● Problem to solve
In the entries, find all lines that hold the word "this" and copy them.

------------------------------------------------------------

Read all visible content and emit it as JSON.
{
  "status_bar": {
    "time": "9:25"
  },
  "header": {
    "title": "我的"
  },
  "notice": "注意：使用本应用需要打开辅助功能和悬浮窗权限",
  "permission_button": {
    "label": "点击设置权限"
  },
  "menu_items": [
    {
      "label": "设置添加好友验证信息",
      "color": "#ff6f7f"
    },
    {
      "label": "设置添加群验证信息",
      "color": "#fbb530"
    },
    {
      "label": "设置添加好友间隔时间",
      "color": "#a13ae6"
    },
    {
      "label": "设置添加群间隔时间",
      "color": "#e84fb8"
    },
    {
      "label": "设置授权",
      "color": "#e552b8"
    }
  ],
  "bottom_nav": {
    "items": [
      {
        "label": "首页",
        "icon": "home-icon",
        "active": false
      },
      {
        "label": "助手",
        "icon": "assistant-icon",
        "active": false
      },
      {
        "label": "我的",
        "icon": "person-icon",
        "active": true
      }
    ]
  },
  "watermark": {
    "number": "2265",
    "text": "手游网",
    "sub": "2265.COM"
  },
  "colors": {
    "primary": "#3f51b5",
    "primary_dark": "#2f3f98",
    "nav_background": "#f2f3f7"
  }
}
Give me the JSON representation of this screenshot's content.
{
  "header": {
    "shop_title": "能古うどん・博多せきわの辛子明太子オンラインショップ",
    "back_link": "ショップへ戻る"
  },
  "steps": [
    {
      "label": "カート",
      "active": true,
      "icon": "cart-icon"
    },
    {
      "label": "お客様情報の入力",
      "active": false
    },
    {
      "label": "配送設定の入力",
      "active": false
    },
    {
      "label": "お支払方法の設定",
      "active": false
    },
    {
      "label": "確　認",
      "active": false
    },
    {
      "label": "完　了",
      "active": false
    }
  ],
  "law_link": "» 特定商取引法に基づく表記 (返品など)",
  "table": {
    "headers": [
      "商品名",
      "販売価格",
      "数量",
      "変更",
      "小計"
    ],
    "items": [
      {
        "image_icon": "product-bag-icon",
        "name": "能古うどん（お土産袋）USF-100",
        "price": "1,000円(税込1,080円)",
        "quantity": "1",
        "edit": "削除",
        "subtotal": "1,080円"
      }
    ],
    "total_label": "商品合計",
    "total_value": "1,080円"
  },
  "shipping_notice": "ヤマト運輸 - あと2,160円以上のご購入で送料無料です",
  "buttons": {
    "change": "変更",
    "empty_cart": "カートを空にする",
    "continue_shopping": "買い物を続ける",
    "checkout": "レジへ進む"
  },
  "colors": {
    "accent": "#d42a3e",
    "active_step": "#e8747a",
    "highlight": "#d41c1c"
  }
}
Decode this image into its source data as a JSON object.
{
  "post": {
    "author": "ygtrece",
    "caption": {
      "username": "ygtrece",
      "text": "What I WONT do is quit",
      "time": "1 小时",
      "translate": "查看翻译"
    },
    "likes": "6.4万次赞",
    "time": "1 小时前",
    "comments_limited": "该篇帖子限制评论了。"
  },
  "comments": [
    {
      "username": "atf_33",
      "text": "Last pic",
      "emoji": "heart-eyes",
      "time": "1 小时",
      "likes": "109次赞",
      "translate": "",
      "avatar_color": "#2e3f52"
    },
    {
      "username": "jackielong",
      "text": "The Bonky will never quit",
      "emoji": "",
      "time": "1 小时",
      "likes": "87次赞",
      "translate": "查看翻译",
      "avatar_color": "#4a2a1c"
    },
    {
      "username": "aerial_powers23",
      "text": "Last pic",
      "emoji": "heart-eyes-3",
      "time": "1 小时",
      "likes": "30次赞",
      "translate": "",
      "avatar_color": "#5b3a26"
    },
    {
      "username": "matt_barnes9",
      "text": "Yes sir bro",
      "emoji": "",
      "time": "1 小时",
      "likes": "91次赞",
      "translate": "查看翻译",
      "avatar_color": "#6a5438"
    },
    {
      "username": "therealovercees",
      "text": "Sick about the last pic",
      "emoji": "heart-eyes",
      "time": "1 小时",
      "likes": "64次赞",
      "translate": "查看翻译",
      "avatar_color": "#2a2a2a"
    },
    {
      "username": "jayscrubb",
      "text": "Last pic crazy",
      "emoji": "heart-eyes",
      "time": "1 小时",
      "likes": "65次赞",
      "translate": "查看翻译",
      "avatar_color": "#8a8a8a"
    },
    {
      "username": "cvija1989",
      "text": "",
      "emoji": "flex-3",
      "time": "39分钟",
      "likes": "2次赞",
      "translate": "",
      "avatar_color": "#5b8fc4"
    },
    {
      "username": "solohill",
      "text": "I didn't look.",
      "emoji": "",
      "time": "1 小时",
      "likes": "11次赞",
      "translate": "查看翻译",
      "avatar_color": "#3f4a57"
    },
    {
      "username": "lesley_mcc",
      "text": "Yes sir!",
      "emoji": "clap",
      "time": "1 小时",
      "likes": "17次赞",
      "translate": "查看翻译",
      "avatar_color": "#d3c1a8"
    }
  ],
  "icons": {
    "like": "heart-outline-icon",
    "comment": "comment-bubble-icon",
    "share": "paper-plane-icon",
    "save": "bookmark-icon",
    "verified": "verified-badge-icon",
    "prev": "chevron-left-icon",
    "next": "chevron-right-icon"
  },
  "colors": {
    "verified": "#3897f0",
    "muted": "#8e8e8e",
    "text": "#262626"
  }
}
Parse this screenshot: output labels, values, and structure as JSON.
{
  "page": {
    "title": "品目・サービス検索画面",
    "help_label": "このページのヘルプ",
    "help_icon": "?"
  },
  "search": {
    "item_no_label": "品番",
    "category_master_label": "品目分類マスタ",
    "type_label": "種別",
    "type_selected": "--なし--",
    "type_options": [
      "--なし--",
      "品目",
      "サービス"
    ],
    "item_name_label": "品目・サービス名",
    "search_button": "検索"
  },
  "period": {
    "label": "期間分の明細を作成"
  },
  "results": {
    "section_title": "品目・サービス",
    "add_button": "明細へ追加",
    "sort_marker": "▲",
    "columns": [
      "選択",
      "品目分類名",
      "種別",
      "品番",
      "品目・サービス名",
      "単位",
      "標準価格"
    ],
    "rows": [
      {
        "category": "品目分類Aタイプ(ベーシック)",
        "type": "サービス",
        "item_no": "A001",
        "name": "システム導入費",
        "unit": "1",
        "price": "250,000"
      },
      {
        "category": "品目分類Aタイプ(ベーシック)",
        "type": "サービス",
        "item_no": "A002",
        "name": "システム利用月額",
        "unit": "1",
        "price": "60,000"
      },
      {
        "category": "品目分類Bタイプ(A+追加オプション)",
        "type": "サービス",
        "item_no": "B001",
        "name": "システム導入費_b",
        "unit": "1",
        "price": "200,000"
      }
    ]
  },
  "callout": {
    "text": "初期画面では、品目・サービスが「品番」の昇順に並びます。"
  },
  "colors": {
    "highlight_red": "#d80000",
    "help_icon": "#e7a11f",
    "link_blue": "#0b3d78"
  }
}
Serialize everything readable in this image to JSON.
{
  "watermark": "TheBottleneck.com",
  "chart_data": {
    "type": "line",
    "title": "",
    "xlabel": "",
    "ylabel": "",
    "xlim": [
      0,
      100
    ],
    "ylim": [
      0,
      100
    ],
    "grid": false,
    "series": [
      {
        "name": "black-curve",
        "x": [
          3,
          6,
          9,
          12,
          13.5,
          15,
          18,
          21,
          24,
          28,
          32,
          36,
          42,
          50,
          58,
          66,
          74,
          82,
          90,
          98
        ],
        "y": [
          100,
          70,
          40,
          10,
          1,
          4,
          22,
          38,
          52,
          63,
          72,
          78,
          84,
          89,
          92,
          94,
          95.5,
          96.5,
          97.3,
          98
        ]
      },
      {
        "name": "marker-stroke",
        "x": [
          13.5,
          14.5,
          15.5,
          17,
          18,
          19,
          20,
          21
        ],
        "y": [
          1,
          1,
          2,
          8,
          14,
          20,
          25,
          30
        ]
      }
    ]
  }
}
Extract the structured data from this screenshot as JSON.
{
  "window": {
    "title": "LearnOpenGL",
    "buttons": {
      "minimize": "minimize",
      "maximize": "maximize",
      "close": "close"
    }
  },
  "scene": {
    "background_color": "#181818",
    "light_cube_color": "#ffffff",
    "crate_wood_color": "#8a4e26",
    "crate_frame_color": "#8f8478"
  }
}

------------------------------------------------------------

● Task answer
Give me the JSON representation of this screenshot's content.
Decode this image into its source data as a JSON object.
Parse this screenshot: output labels, values, and structure as JSON.
Serialize everything readable in this image to JSON.
Extract the structured data from this screenshot as JSON.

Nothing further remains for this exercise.